Information shown:
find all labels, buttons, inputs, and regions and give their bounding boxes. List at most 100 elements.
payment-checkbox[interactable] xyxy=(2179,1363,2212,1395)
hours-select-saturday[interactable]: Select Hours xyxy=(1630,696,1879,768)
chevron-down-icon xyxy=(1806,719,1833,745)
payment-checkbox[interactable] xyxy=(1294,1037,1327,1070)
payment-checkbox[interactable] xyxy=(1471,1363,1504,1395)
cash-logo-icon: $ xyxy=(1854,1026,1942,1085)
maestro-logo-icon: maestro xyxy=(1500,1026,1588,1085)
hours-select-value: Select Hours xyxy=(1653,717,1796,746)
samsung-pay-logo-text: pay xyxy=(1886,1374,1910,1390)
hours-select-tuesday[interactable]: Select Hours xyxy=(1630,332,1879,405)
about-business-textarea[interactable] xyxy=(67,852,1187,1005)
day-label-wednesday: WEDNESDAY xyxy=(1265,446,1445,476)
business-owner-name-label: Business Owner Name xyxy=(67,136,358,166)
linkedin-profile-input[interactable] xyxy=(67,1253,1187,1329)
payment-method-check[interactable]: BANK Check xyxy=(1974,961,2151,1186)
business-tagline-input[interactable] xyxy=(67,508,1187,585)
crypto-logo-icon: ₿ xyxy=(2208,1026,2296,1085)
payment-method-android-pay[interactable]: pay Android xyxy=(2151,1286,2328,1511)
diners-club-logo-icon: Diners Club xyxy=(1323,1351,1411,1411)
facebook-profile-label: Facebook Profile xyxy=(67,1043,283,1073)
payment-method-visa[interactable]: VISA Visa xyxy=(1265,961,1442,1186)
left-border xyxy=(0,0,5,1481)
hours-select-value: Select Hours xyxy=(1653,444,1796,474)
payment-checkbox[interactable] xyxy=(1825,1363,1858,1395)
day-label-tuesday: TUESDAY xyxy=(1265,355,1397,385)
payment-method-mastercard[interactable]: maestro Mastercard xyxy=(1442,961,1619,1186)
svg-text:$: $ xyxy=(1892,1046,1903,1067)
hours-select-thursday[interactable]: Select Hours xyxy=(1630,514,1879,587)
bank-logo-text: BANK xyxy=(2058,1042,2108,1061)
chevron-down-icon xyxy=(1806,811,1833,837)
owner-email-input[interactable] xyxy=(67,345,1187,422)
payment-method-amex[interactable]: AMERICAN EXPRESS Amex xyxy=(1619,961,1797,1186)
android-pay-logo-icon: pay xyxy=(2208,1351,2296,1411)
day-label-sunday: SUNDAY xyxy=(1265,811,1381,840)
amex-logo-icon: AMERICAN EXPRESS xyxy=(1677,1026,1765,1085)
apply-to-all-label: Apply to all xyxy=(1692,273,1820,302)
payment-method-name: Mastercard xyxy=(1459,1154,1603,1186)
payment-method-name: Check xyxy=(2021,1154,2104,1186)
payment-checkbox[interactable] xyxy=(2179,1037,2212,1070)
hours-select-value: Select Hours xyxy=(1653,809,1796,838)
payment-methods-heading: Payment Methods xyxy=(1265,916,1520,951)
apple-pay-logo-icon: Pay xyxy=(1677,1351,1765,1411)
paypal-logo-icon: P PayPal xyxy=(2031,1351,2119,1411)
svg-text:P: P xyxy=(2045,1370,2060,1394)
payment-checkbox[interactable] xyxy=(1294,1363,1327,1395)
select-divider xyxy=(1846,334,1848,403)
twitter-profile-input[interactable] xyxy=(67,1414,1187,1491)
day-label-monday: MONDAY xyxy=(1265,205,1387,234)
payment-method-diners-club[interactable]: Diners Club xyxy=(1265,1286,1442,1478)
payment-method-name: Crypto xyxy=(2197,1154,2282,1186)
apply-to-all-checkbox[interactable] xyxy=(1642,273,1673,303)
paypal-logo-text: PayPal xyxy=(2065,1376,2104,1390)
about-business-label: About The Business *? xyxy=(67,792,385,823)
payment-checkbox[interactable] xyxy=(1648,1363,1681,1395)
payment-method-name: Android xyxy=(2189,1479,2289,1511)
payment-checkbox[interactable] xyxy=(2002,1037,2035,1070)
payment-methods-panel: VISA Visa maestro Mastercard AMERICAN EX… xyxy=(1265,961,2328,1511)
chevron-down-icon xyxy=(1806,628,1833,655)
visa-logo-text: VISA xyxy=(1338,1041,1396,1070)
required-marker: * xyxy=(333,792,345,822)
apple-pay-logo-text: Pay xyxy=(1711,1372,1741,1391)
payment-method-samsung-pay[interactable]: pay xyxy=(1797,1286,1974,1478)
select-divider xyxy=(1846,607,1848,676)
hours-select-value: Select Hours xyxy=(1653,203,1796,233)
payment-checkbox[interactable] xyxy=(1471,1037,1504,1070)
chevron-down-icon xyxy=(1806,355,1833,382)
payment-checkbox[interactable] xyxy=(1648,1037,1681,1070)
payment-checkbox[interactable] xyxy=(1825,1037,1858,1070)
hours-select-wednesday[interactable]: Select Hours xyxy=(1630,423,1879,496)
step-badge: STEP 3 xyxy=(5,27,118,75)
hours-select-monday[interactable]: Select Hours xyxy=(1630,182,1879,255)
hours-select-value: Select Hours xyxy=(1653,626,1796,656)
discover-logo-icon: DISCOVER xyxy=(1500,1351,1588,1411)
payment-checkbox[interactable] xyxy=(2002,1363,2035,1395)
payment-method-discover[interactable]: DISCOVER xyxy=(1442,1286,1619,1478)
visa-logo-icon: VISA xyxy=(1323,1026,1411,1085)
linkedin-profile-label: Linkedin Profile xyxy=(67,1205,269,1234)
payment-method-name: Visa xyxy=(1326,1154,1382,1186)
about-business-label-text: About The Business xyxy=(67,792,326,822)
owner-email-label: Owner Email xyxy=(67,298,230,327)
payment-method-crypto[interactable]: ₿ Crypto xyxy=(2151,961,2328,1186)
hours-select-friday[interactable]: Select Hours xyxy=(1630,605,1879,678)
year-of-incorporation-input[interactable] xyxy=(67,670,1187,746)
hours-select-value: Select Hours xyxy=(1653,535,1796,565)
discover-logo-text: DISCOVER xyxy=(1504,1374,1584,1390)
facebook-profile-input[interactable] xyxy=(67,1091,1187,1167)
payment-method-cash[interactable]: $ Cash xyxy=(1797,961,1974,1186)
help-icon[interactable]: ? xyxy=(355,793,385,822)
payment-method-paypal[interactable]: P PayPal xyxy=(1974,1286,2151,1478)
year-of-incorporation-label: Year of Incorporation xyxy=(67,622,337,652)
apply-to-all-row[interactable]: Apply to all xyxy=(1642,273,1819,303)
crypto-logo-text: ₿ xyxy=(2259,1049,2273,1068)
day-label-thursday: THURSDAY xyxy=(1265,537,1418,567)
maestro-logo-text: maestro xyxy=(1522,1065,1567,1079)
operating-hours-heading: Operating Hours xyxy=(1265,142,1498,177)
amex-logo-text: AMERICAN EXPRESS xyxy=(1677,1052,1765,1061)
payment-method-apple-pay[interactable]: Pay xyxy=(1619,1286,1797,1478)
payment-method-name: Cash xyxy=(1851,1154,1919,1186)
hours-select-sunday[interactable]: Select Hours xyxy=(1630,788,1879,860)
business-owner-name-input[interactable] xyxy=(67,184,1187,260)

Problem to work on:
Write out all of the data above line for line, changing nothing.

Answer to the exercise:
find all labels, buttons, inputs, and regions and give their bounding boxes. List at most 100 elements.
payment-checkbox[interactable] xyxy=(2179,1363,2212,1395)
hours-select-saturday[interactable]: Select Hours xyxy=(1630,696,1879,768)
chevron-down-icon xyxy=(1806,719,1833,745)
payment-checkbox[interactable] xyxy=(1294,1037,1327,1070)
payment-checkbox[interactable] xyxy=(1471,1363,1504,1395)
cash-logo-icon: $ xyxy=(1854,1026,1942,1085)
maestro-logo-icon: maestro xyxy=(1500,1026,1588,1085)
hours-select-value: Select Hours xyxy=(1653,717,1796,746)
samsung-pay-logo-text: pay xyxy=(1886,1374,1910,1390)
hours-select-tuesday[interactable]: Select Hours xyxy=(1630,332,1879,405)
about-business-textarea[interactable] xyxy=(67,852,1187,1005)
day-label-wednesday: WEDNESDAY xyxy=(1265,446,1445,476)
business-owner-name-label: Business Owner Name xyxy=(67,136,358,166)
linkedin-profile-input[interactable] xyxy=(67,1253,1187,1329)
payment-method-check[interactable]: BANK Check xyxy=(1974,961,2151,1186)
business-tagline-input[interactable] xyxy=(67,508,1187,585)
crypto-logo-icon: ₿ xyxy=(2208,1026,2296,1085)
payment-method-android-pay[interactable]: pay Android xyxy=(2151,1286,2328,1511)
diners-club-logo-icon: Diners Club xyxy=(1323,1351,1411,1411)
facebook-profile-label: Facebook Profile xyxy=(67,1043,283,1073)
payment-method-visa[interactable]: VISA Visa xyxy=(1265,961,1442,1186)
left-border xyxy=(0,0,5,1481)
hours-select-value: Select Hours xyxy=(1653,444,1796,474)
payment-checkbox[interactable] xyxy=(1825,1363,1858,1395)
day-label-tuesday: TUESDAY xyxy=(1265,355,1397,385)
payment-method-mastercard[interactable]: maestro Mastercard xyxy=(1442,961,1619,1186)
svg-text:$: $ xyxy=(1892,1046,1903,1067)
hours-select-thursday[interactable]: Select Hours xyxy=(1630,514,1879,587)
bank-logo-text: BANK xyxy=(2058,1042,2108,1061)
chevron-down-icon xyxy=(1806,811,1833,837)
owner-email-input[interactable] xyxy=(67,345,1187,422)
payment-method-amex[interactable]: AMERICAN EXPRESS Amex xyxy=(1619,961,1797,1186)
android-pay-logo-icon: pay xyxy=(2208,1351,2296,1411)
day-label-sunday: SUNDAY xyxy=(1265,811,1381,840)
amex-logo-icon: AMERICAN EXPRESS xyxy=(1677,1026,1765,1085)
apply-to-all-label: Apply to all xyxy=(1692,273,1820,302)
payment-method-name: Mastercard xyxy=(1459,1154,1603,1186)
payment-method-name: Check xyxy=(2021,1154,2104,1186)
payment-checkbox[interactable] xyxy=(2179,1037,2212,1070)
hours-select-value: Select Hours xyxy=(1653,809,1796,838)
payment-methods-heading: Payment Methods xyxy=(1265,916,1520,951)
apple-pay-logo-icon: Pay xyxy=(1677,1351,1765,1411)
paypal-logo-icon: P PayPal xyxy=(2031,1351,2119,1411)
svg-text:P: P xyxy=(2045,1370,2060,1394)
payment-checkbox[interactable] xyxy=(1294,1363,1327,1395)
select-divider xyxy=(1846,334,1848,403)
twitter-profile-input[interactable] xyxy=(67,1414,1187,1491)
day-label-monday: MONDAY xyxy=(1265,205,1387,234)
payment-method-diners-club[interactable]: Diners Club xyxy=(1265,1286,1442,1478)
payment-method-name: Crypto xyxy=(2197,1154,2282,1186)
apply-to-all-checkbox[interactable] xyxy=(1642,273,1673,303)
paypal-logo-text: PayPal xyxy=(2065,1376,2104,1390)
about-business-label: About The Business *? xyxy=(67,792,385,823)
payment-checkbox[interactable] xyxy=(1648,1363,1681,1395)
payment-method-name: Android xyxy=(2189,1479,2289,1511)
payment-checkbox[interactable] xyxy=(2002,1037,2035,1070)
payment-methods-panel: VISA Visa maestro Mastercard AMERICAN EX… xyxy=(1265,961,2328,1511)
chevron-down-icon xyxy=(1806,628,1833,655)
visa-logo-text: VISA xyxy=(1338,1041,1396,1070)
required-marker: * xyxy=(333,792,345,822)
apple-pay-logo-text: Pay xyxy=(1711,1372,1741,1391)
payment-method-samsung-pay[interactable]: pay xyxy=(1797,1286,1974,1478)
select-divider xyxy=(1846,607,1848,676)
hours-select-value: Select Hours xyxy=(1653,203,1796,233)
payment-checkbox[interactable] xyxy=(1471,1037,1504,1070)
chevron-down-icon xyxy=(1806,355,1833,382)
payment-checkbox[interactable] xyxy=(1648,1037,1681,1070)
payment-checkbox[interactable] xyxy=(1825,1037,1858,1070)
hours-select-wednesday[interactable]: Select Hours xyxy=(1630,423,1879,496)
step-badge: STEP 3 xyxy=(5,27,118,75)
hours-select-monday[interactable]: Select Hours xyxy=(1630,182,1879,255)
hours-select-value: Select Hours xyxy=(1653,626,1796,656)
discover-logo-icon: DISCOVER xyxy=(1500,1351,1588,1411)
payment-checkbox[interactable] xyxy=(2002,1363,2035,1395)
payment-method-discover[interactable]: DISCOVER xyxy=(1442,1286,1619,1478)
visa-logo-icon: VISA xyxy=(1323,1026,1411,1085)
linkedin-profile-label: Linkedin Profile xyxy=(67,1205,269,1234)
payment-method-name: Visa xyxy=(1326,1154,1382,1186)
about-business-label-text: About The Business xyxy=(67,792,326,822)
owner-email-label: Owner Email xyxy=(67,298,230,327)
payment-method-crypto[interactable]: ₿ Crypto xyxy=(2151,961,2328,1186)
hours-select-friday[interactable]: Select Hours xyxy=(1630,605,1879,678)
year-of-incorporation-input[interactable] xyxy=(67,670,1187,746)
hours-select-value: Select Hours xyxy=(1653,535,1796,565)
discover-logo-text: DISCOVER xyxy=(1504,1374,1584,1390)
facebook-profile-input[interactable] xyxy=(67,1091,1187,1167)
payment-method-cash[interactable]: $ Cash xyxy=(1797,961,1974,1186)
help-icon[interactable]: ? xyxy=(355,793,385,822)
payment-method-paypal[interactable]: P PayPal xyxy=(1974,1286,2151,1478)
year-of-incorporation-label: Year of Incorporation xyxy=(67,622,337,652)
apply-to-all-row[interactable]: Apply to all xyxy=(1642,273,1819,303)
crypto-logo-text: ₿ xyxy=(2259,1049,2273,1068)
day-label-thursday: THURSDAY xyxy=(1265,537,1418,567)
maestro-logo-text: maestro xyxy=(1522,1065,1567,1079)
operating-hours-heading: Operating Hours xyxy=(1265,142,1498,177)
amex-logo-text: AMERICAN EXPRESS xyxy=(1677,1052,1765,1061)
payment-method-apple-pay[interactable]: Pay xyxy=(1619,1286,1797,1478)
payment-method-name: Cash xyxy=(1851,1154,1919,1186)
hours-select-sunday[interactable]: Select Hours xyxy=(1630,788,1879,860)
business-owner-name-input[interactable] xyxy=(67,184,1187,260)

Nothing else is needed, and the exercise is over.